— Begin MATERIAL PROVIDED —
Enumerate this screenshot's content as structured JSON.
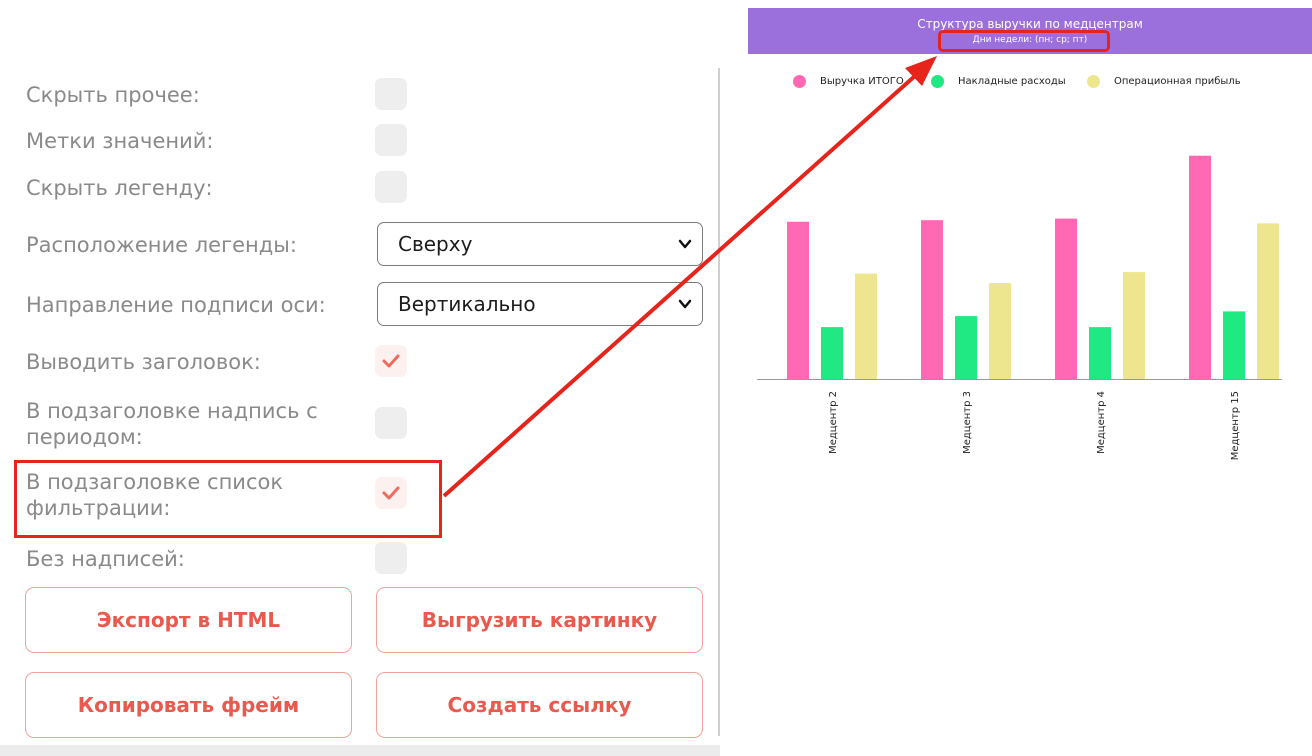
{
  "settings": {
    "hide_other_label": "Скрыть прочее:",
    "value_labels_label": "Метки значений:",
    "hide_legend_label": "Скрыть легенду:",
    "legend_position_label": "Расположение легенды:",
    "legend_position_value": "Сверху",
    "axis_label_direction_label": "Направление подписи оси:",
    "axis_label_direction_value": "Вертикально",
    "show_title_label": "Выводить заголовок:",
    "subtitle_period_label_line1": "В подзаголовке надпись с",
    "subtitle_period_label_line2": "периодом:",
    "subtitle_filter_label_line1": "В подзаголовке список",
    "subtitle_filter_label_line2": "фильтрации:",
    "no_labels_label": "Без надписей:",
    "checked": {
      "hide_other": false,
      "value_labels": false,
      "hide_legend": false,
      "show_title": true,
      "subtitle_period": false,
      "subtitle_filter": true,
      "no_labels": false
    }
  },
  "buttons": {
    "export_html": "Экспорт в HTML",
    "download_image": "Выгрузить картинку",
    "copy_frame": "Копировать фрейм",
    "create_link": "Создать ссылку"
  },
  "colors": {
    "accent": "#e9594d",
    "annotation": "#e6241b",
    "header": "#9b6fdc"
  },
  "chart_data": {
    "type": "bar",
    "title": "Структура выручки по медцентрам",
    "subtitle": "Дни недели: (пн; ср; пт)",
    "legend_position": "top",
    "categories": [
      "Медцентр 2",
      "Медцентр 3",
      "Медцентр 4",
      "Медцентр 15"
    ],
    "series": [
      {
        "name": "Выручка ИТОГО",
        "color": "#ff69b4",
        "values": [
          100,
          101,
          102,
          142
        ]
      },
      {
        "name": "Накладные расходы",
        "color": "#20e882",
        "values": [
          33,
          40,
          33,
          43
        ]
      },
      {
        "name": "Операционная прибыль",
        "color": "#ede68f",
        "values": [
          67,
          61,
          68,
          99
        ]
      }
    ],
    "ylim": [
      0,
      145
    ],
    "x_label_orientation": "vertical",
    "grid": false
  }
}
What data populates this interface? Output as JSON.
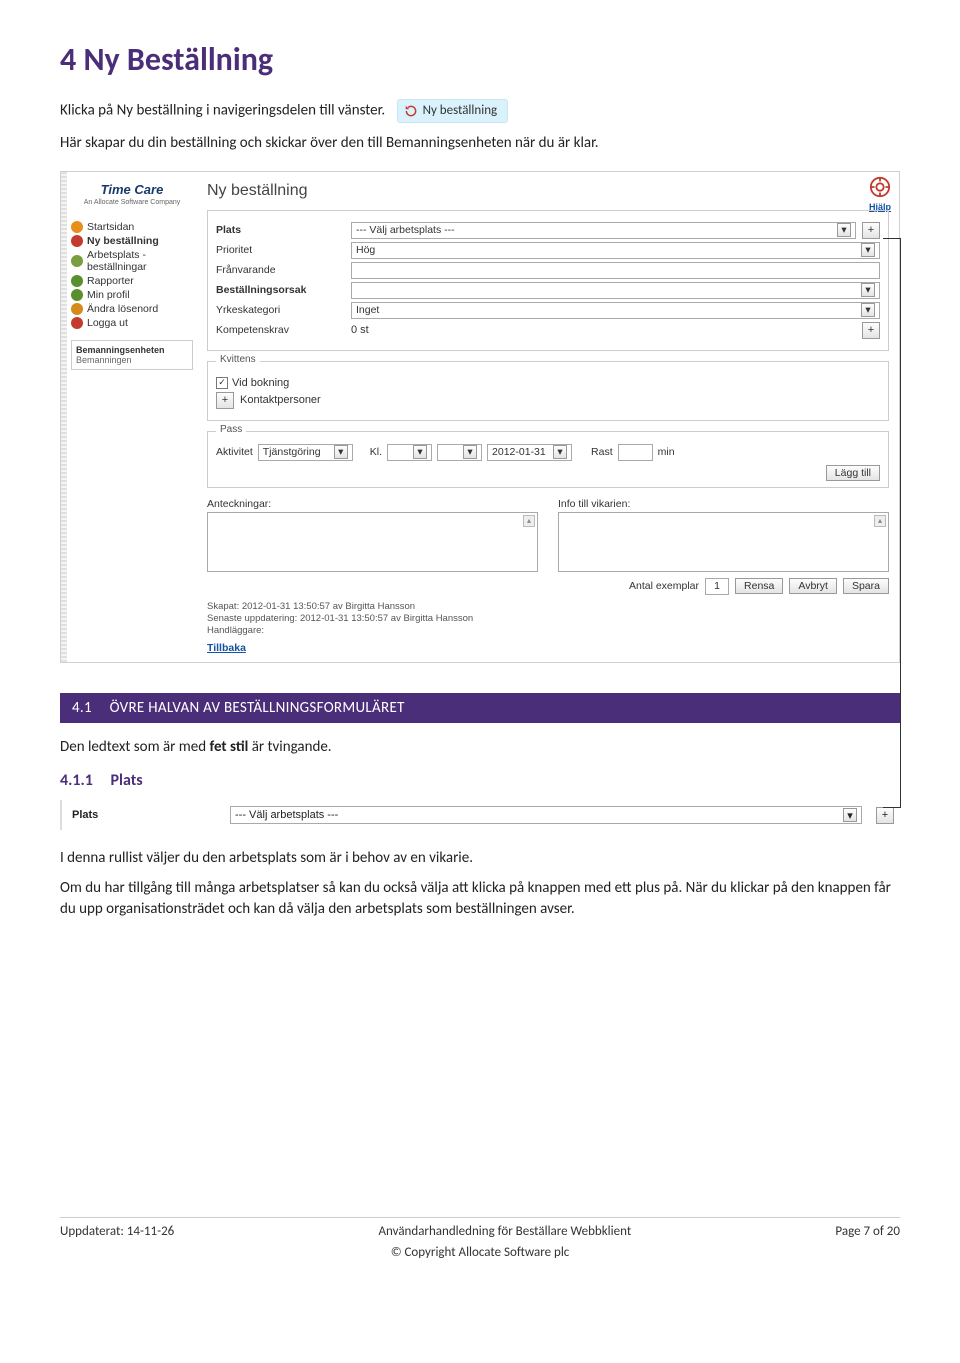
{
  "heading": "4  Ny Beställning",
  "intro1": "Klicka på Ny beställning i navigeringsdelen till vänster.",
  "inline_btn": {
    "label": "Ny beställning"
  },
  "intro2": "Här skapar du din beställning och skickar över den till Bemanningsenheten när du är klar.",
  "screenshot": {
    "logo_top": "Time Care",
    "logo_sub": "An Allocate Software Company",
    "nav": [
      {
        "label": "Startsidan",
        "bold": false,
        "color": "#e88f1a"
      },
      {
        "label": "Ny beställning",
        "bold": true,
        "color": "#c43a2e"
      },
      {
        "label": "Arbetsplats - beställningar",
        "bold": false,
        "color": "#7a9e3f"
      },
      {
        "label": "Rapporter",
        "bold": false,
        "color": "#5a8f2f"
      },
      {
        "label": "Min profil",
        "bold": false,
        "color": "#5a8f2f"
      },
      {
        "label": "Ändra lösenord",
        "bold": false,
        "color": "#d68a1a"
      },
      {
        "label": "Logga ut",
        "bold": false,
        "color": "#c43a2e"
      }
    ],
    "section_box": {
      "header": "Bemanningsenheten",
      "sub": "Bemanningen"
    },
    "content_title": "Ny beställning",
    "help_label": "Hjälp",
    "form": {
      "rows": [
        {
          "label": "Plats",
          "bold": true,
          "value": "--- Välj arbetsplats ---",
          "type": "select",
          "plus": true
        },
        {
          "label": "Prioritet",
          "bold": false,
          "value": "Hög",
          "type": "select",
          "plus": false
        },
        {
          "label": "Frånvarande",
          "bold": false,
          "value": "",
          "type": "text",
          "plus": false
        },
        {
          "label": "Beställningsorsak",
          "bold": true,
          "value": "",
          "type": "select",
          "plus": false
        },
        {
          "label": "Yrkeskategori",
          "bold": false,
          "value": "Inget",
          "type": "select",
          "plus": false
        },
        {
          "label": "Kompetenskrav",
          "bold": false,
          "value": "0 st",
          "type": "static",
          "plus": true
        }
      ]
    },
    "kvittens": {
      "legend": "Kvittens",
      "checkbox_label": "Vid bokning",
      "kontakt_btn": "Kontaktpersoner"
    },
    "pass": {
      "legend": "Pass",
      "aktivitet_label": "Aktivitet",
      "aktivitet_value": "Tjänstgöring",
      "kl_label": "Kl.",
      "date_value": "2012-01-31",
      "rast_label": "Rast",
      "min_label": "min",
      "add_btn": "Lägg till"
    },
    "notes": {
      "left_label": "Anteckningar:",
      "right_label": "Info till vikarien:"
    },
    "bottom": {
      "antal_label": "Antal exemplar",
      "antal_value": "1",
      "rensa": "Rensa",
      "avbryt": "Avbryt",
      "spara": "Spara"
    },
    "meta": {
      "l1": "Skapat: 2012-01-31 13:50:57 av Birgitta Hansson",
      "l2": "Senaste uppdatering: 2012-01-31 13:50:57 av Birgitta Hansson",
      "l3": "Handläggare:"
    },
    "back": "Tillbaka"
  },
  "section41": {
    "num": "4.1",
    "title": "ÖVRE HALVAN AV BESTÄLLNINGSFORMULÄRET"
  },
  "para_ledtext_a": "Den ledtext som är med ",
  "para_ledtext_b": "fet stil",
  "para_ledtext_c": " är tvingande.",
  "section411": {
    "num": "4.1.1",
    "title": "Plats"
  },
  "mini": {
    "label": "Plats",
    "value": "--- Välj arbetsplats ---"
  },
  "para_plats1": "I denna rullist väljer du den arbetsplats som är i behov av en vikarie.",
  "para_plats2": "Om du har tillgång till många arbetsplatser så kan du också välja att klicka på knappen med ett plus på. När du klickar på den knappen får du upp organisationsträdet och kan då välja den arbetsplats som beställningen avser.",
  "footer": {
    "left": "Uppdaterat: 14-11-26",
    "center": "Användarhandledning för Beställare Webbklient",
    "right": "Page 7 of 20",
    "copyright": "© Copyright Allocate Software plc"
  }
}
— End MATERIAL PROVIDED —
— Begin MATERIAL PROVIDED —
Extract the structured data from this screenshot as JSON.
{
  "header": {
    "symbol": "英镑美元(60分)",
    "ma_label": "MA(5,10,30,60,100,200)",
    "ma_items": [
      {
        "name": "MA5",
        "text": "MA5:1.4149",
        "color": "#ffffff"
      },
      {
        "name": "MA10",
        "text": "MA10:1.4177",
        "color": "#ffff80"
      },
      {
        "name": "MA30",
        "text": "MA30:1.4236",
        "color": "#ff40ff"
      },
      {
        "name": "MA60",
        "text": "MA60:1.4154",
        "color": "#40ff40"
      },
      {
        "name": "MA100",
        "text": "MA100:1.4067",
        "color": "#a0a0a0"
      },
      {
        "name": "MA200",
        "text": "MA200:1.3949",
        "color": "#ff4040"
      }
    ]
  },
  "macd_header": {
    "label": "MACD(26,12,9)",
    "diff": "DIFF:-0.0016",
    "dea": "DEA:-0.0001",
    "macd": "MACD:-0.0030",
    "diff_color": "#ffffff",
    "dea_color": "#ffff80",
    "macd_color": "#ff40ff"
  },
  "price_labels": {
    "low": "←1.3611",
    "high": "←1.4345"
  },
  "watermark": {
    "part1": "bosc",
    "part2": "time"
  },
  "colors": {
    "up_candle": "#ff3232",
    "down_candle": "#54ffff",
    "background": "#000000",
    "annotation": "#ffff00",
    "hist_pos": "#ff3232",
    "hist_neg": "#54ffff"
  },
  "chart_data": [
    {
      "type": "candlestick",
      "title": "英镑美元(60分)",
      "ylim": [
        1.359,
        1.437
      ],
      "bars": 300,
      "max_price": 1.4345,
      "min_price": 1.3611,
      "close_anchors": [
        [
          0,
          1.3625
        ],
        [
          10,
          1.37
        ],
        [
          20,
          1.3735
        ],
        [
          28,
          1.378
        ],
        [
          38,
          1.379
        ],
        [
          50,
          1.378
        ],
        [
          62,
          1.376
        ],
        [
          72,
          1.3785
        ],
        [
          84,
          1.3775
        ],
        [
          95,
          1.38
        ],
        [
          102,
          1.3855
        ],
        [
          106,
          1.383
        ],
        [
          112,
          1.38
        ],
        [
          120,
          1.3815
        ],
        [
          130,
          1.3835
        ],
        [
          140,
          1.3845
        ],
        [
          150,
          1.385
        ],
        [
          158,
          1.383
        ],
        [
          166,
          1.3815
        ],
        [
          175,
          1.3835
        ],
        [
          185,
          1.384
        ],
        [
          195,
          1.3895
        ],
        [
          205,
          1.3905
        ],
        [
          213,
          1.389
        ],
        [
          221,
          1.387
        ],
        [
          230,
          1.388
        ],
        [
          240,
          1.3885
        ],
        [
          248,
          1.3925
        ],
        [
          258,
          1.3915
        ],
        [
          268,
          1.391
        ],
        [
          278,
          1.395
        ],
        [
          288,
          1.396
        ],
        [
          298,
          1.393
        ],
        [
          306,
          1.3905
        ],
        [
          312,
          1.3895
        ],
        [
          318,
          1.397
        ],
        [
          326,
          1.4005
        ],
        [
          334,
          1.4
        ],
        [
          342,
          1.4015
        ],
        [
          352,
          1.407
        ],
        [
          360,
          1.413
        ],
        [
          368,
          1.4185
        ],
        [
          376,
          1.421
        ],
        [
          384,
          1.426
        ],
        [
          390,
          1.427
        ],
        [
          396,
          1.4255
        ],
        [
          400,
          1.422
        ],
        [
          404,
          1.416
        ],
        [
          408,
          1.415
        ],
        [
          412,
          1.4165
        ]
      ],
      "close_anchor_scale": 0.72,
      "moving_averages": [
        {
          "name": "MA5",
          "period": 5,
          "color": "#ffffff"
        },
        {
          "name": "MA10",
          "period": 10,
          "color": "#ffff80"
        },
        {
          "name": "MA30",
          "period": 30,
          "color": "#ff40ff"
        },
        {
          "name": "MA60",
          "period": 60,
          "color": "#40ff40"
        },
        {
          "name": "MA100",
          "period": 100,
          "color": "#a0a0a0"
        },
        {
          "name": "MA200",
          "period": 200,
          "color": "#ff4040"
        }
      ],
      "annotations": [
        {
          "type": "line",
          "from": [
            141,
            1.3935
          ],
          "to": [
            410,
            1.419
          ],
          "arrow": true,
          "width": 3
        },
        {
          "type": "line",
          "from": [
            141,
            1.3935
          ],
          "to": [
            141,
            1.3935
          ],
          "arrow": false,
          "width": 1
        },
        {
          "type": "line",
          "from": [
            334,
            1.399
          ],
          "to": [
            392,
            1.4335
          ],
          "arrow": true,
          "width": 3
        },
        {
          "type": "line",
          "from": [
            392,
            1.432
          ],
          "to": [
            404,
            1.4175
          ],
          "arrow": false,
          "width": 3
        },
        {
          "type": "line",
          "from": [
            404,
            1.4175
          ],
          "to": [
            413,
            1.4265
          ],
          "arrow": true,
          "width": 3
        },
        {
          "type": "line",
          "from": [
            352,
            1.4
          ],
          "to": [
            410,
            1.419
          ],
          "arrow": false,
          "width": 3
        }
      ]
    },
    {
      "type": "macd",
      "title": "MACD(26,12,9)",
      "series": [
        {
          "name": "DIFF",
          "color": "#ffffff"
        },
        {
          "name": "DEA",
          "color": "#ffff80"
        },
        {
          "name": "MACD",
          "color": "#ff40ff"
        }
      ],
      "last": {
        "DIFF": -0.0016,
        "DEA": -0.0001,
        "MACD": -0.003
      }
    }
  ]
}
— End MATERIAL PROVIDED —
TASK STATEMENT: Report all lines of the data that include the word "Birgitta".

OUTPUT:
      "l1": "Skapat: 2012-01-31 13:50:57 av Birgitta Hansson",
      "l2": "Senaste uppdatering: 2012-01-31 13:50:57 av Birgitta Hansson",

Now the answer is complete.